DATA FOR THE TASK:
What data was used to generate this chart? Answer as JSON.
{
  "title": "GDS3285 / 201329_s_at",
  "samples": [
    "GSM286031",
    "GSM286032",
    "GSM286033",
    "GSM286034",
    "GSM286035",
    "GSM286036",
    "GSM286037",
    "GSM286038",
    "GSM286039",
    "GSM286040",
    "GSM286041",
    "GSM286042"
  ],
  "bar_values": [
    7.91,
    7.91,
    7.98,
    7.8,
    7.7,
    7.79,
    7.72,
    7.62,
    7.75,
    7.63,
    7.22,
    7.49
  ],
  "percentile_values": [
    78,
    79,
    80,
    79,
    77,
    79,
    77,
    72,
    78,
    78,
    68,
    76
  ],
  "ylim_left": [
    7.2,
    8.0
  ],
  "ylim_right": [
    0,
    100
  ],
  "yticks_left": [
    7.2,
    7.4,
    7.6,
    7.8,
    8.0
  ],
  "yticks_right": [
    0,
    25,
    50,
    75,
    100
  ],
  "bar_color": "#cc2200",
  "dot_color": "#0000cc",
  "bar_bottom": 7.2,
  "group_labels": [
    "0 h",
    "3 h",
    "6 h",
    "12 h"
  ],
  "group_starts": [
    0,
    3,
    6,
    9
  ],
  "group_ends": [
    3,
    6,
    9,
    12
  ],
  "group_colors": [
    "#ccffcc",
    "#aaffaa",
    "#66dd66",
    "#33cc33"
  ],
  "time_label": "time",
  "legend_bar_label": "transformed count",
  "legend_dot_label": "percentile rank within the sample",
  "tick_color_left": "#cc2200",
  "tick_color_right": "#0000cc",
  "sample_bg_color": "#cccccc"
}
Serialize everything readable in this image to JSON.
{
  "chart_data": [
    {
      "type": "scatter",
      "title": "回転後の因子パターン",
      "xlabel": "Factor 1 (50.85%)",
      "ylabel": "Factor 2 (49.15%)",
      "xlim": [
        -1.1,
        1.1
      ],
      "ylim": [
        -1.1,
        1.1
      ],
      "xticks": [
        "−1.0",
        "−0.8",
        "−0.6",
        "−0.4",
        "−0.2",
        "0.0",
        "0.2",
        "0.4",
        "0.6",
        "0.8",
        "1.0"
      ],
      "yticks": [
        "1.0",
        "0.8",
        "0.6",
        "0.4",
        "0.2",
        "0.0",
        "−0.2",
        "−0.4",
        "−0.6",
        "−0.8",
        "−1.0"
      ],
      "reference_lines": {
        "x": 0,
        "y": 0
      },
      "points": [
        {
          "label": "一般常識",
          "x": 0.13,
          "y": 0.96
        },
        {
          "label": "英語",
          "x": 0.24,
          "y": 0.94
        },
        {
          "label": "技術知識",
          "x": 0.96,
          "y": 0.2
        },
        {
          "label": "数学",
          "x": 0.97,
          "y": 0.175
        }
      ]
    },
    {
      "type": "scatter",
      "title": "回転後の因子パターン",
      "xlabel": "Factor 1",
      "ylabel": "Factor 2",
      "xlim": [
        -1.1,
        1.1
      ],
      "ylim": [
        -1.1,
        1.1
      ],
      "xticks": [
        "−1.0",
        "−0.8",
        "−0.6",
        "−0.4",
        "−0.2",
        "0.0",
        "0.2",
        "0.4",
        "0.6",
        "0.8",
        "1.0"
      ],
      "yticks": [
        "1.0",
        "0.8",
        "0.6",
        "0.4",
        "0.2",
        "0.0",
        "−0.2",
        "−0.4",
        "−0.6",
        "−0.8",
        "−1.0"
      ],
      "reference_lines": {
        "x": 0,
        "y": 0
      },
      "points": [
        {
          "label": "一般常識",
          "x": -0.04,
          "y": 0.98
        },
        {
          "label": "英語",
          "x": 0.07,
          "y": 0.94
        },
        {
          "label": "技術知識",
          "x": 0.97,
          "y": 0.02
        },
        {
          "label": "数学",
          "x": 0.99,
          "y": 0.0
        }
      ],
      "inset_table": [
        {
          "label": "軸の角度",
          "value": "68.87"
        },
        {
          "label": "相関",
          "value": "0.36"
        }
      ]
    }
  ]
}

TASK REQUIREMENTS:
Write out the whole listing again, exactly as it stands.

SOLUTION TO THIS PROBLEM:
What data was used to generate this chart? Answer as JSON.
{
  "title": "GDS3285 / 201329_s_at",
  "samples": [
    "GSM286031",
    "GSM286032",
    "GSM286033",
    "GSM286034",
    "GSM286035",
    "GSM286036",
    "GSM286037",
    "GSM286038",
    "GSM286039",
    "GSM286040",
    "GSM286041",
    "GSM286042"
  ],
  "bar_values": [
    7.91,
    7.91,
    7.98,
    7.8,
    7.7,
    7.79,
    7.72,
    7.62,
    7.75,
    7.63,
    7.22,
    7.49
  ],
  "percentile_values": [
    78,
    79,
    80,
    79,
    77,
    79,
    77,
    72,
    78,
    78,
    68,
    76
  ],
  "ylim_left": [
    7.2,
    8.0
  ],
  "ylim_right": [
    0,
    100
  ],
  "yticks_left": [
    7.2,
    7.4,
    7.6,
    7.8,
    8.0
  ],
  "yticks_right": [
    0,
    25,
    50,
    75,
    100
  ],
  "bar_color": "#cc2200",
  "dot_color": "#0000cc",
  "bar_bottom": 7.2,
  "group_labels": [
    "0 h",
    "3 h",
    "6 h",
    "12 h"
  ],
  "group_starts": [
    0,
    3,
    6,
    9
  ],
  "group_ends": [
    3,
    6,
    9,
    12
  ],
  "group_colors": [
    "#ccffcc",
    "#aaffaa",
    "#66dd66",
    "#33cc33"
  ],
  "time_label": "time",
  "legend_bar_label": "transformed count",
  "legend_dot_label": "percentile rank within the sample",
  "tick_color_left": "#cc2200",
  "tick_color_right": "#0000cc",
  "sample_bg_color": "#cccccc"
}
Serialize everything readable in this image to JSON.
{
  "chart_data": [
    {
      "type": "scatter",
      "title": "回転後の因子パターン",
      "xlabel": "Factor 1 (50.85%)",
      "ylabel": "Factor 2 (49.15%)",
      "xlim": [
        -1.1,
        1.1
      ],
      "ylim": [
        -1.1,
        1.1
      ],
      "xticks": [
        "−1.0",
        "−0.8",
        "−0.6",
        "−0.4",
        "−0.2",
        "0.0",
        "0.2",
        "0.4",
        "0.6",
        "0.8",
        "1.0"
      ],
      "yticks": [
        "1.0",
        "0.8",
        "0.6",
        "0.4",
        "0.2",
        "0.0",
        "−0.2",
        "−0.4",
        "−0.6",
        "−0.8",
        "−1.0"
      ],
      "reference_lines": {
        "x": 0,
        "y": 0
      },
      "points": [
        {
          "label": "一般常識",
          "x": 0.13,
          "y": 0.96
        },
        {
          "label": "英語",
          "x": 0.24,
          "y": 0.94
        },
        {
          "label": "技術知識",
          "x": 0.96,
          "y": 0.2
        },
        {
          "label": "数学",
          "x": 0.97,
          "y": 0.175
        }
      ]
    },
    {
      "type": "scatter",
      "title": "回転後の因子パターン",
      "xlabel": "Factor 1",
      "ylabel": "Factor 2",
      "xlim": [
        -1.1,
        1.1
      ],
      "ylim": [
        -1.1,
        1.1
      ],
      "xticks": [
        "−1.0",
        "−0.8",
        "−0.6",
        "−0.4",
        "−0.2",
        "0.0",
        "0.2",
        "0.4",
        "0.6",
        "0.8",
        "1.0"
      ],
      "yticks": [
        "1.0",
        "0.8",
        "0.6",
        "0.4",
        "0.2",
        "0.0",
        "−0.2",
        "−0.4",
        "−0.6",
        "−0.8",
        "−1.0"
      ],
      "reference_lines": {
        "x": 0,
        "y": 0
      },
      "points": [
        {
          "label": "一般常識",
          "x": -0.04,
          "y": 0.98
        },
        {
          "label": "英語",
          "x": 0.07,
          "y": 0.94
        },
        {
          "label": "技術知識",
          "x": 0.97,
          "y": 0.02
        },
        {
          "label": "数学",
          "x": 0.99,
          "y": 0.0
        }
      ],
      "inset_table": [
        {
          "label": "軸の角度",
          "value": "68.87"
        },
        {
          "label": "相関",
          "value": "0.36"
        }
      ]
    }
  ]
}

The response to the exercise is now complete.